§ The task: The entries below should be given again exactly, minus their pictures.

-- START Input rows --

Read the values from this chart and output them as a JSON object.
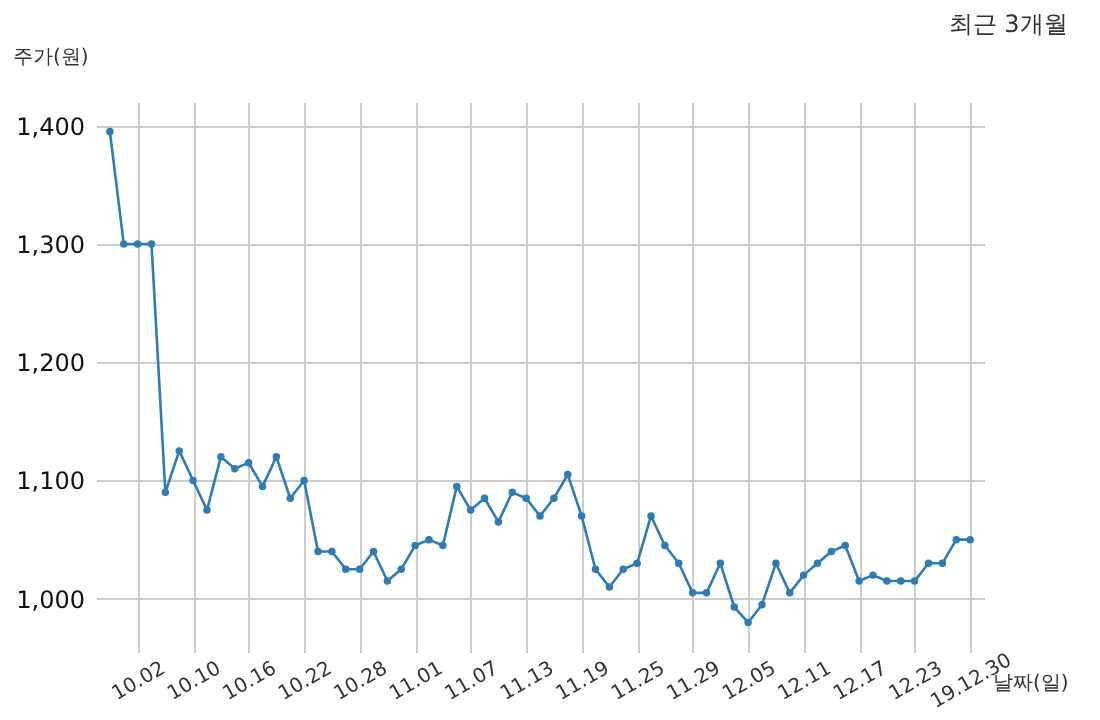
{
  "chart_data": {
    "type": "line",
    "title": "최근 3개월",
    "xlabel": "날짜(일)",
    "ylabel": "주가(원)",
    "categories": [
      null,
      null,
      "10.02",
      null,
      null,
      null,
      "10.10",
      null,
      null,
      null,
      "10.16",
      null,
      null,
      null,
      "10.22",
      null,
      null,
      null,
      "10.28",
      null,
      null,
      null,
      "11.01",
      null,
      null,
      null,
      "11.07",
      null,
      null,
      null,
      "11.13",
      null,
      null,
      null,
      "11.19",
      null,
      null,
      null,
      "11.25",
      null,
      null,
      null,
      "11.29",
      null,
      null,
      null,
      "12.05",
      null,
      null,
      null,
      "12.11",
      null,
      null,
      null,
      "12.17",
      null,
      null,
      null,
      "12.23",
      null,
      null,
      null,
      "19.12.30"
    ],
    "values": [
      1395,
      1300,
      1300,
      1300,
      1090,
      1125,
      1100,
      1075,
      1120,
      1110,
      1115,
      1095,
      1120,
      1085,
      1100,
      1040,
      1040,
      1025,
      1025,
      1040,
      1015,
      1025,
      1045,
      1050,
      1045,
      1095,
      1075,
      1085,
      1065,
      1090,
      1085,
      1070,
      1085,
      1105,
      1070,
      1025,
      1010,
      1025,
      1030,
      1070,
      1045,
      1030,
      1005,
      1005,
      1030,
      993,
      980,
      995,
      1030,
      1005,
      1020,
      1030,
      1040,
      1045,
      1015,
      1020,
      1015,
      1015,
      1015,
      1030,
      1030,
      1050,
      1050
    ],
    "color": "#2f7bb3",
    "ylim": [
      955,
      1420
    ],
    "yticks": [
      {
        "value": 1000,
        "label": "1,000"
      },
      {
        "value": 1100,
        "label": "1,100"
      },
      {
        "value": 1200,
        "label": "1,200"
      },
      {
        "value": 1300,
        "label": "1,300"
      },
      {
        "value": 1400,
        "label": "1,400"
      }
    ],
    "grid": true,
    "marker": "circle"
  }
}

-- END Input rows --

§ Exercise response:
Read the values from this chart and output them as a JSON object.
{
  "chart_data": {
    "type": "line",
    "title": "최근 3개월",
    "xlabel": "날짜(일)",
    "ylabel": "주가(원)",
    "categories": [
      null,
      null,
      "10.02",
      null,
      null,
      null,
      "10.10",
      null,
      null,
      null,
      "10.16",
      null,
      null,
      null,
      "10.22",
      null,
      null,
      null,
      "10.28",
      null,
      null,
      null,
      "11.01",
      null,
      null,
      null,
      "11.07",
      null,
      null,
      null,
      "11.13",
      null,
      null,
      null,
      "11.19",
      null,
      null,
      null,
      "11.25",
      null,
      null,
      null,
      "11.29",
      null,
      null,
      null,
      "12.05",
      null,
      null,
      null,
      "12.11",
      null,
      null,
      null,
      "12.17",
      null,
      null,
      null,
      "12.23",
      null,
      null,
      null,
      "19.12.30"
    ],
    "values": [
      1395,
      1300,
      1300,
      1300,
      1090,
      1125,
      1100,
      1075,
      1120,
      1110,
      1115,
      1095,
      1120,
      1085,
      1100,
      1040,
      1040,
      1025,
      1025,
      1040,
      1015,
      1025,
      1045,
      1050,
      1045,
      1095,
      1075,
      1085,
      1065,
      1090,
      1085,
      1070,
      1085,
      1105,
      1070,
      1025,
      1010,
      1025,
      1030,
      1070,
      1045,
      1030,
      1005,
      1005,
      1030,
      993,
      980,
      995,
      1030,
      1005,
      1020,
      1030,
      1040,
      1045,
      1015,
      1020,
      1015,
      1015,
      1015,
      1030,
      1030,
      1050,
      1050
    ],
    "color": "#2f7bb3",
    "ylim": [
      955,
      1420
    ],
    "yticks": [
      {
        "value": 1000,
        "label": "1,000"
      },
      {
        "value": 1100,
        "label": "1,100"
      },
      {
        "value": 1200,
        "label": "1,200"
      },
      {
        "value": 1300,
        "label": "1,300"
      },
      {
        "value": 1400,
        "label": "1,400"
      }
    ],
    "grid": true,
    "marker": "circle"
  }
}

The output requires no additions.